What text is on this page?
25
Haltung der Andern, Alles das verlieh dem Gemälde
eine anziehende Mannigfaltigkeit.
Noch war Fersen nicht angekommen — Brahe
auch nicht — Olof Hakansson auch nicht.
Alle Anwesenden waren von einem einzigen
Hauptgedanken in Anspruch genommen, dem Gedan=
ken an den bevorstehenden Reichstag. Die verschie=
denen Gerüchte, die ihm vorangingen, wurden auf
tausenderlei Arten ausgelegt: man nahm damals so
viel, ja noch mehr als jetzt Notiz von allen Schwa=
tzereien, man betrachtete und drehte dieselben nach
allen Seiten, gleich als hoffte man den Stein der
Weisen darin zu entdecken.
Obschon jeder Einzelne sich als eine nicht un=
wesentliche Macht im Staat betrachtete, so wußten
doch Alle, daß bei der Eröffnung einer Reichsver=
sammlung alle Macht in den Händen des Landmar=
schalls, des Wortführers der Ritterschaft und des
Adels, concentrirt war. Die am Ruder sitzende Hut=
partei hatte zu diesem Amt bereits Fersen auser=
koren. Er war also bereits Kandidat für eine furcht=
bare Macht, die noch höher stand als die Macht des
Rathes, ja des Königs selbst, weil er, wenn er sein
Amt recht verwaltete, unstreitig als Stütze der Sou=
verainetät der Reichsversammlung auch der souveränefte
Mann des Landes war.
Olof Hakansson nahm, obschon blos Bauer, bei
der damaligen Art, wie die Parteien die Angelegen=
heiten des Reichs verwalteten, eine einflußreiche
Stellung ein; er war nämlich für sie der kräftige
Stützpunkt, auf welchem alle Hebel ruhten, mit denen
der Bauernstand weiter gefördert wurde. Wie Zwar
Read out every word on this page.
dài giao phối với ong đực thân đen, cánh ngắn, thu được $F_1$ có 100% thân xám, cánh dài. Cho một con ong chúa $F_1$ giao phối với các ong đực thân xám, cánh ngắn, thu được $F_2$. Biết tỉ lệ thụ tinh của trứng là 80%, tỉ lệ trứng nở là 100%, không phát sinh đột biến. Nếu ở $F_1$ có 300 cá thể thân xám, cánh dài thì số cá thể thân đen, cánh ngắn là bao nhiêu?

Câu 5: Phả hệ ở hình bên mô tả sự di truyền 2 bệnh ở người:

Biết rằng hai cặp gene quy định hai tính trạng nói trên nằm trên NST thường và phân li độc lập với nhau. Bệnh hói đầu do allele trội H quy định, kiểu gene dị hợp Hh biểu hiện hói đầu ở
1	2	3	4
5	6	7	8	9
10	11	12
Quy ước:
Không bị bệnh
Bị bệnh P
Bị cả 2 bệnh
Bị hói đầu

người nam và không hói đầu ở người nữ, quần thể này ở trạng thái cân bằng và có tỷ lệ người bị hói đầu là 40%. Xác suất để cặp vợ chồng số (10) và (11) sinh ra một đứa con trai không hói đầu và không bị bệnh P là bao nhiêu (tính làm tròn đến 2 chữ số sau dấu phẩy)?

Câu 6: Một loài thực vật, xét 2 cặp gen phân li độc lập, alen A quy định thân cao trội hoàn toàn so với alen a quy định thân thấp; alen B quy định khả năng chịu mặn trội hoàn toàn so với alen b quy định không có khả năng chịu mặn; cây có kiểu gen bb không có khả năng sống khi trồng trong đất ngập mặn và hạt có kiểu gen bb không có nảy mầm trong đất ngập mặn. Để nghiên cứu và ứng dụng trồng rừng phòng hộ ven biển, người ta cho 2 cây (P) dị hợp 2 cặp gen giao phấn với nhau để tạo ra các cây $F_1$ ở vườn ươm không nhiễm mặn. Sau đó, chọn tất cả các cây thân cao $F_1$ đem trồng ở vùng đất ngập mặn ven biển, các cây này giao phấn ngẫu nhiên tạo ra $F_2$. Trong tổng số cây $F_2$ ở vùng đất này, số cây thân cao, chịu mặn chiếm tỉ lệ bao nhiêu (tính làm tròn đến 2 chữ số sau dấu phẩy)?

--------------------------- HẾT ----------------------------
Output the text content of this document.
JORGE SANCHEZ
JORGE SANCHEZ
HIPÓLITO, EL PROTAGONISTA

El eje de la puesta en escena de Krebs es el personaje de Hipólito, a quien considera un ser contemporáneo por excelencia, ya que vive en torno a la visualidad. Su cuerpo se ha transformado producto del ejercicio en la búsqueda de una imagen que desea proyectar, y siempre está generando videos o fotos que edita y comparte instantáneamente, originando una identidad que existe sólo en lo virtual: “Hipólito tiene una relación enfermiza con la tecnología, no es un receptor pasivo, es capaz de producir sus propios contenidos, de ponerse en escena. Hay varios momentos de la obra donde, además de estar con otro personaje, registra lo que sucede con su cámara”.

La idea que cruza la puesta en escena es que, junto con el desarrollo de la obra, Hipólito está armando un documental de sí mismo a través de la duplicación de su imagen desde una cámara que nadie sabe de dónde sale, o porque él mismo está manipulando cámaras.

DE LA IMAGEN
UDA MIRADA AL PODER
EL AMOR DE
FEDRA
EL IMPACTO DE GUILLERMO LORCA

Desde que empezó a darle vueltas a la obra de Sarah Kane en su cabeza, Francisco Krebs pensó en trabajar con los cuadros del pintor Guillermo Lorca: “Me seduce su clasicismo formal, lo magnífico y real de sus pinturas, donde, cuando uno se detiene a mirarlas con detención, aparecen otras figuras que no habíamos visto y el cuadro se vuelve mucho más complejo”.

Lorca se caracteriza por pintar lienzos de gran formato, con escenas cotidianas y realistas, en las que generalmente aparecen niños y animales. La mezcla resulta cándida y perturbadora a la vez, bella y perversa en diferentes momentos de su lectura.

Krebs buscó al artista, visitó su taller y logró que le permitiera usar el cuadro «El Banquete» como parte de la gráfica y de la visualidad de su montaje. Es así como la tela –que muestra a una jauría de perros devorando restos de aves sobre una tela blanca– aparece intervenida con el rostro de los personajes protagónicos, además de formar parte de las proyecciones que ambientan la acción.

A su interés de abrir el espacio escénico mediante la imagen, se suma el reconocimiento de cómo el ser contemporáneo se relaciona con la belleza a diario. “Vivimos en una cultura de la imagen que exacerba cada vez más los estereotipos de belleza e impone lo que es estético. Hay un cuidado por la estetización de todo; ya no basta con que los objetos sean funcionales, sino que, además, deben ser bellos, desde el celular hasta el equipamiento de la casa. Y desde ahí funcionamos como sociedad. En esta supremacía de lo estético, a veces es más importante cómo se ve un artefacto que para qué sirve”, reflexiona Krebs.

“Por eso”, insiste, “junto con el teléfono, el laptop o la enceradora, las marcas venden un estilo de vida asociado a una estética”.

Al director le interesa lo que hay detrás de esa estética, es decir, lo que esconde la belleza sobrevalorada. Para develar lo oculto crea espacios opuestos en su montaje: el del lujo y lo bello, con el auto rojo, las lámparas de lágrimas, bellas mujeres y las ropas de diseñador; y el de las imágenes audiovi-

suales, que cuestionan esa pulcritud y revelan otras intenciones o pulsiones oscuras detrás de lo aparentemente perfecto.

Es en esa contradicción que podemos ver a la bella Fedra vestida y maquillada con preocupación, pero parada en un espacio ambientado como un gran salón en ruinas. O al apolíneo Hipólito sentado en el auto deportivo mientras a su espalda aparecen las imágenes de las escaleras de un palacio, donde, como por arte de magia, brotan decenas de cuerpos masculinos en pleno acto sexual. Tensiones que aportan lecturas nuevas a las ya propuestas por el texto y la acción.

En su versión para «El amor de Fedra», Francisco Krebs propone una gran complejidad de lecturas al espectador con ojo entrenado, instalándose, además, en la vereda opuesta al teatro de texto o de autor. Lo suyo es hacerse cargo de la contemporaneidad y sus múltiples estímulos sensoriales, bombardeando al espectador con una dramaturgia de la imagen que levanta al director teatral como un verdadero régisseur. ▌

++++++++++

(WHAT IS EXPECTED):
Give the number of lines above in which the word "betrachtete" occurs, with nothing else.

(WRITTEN ANSWER):
2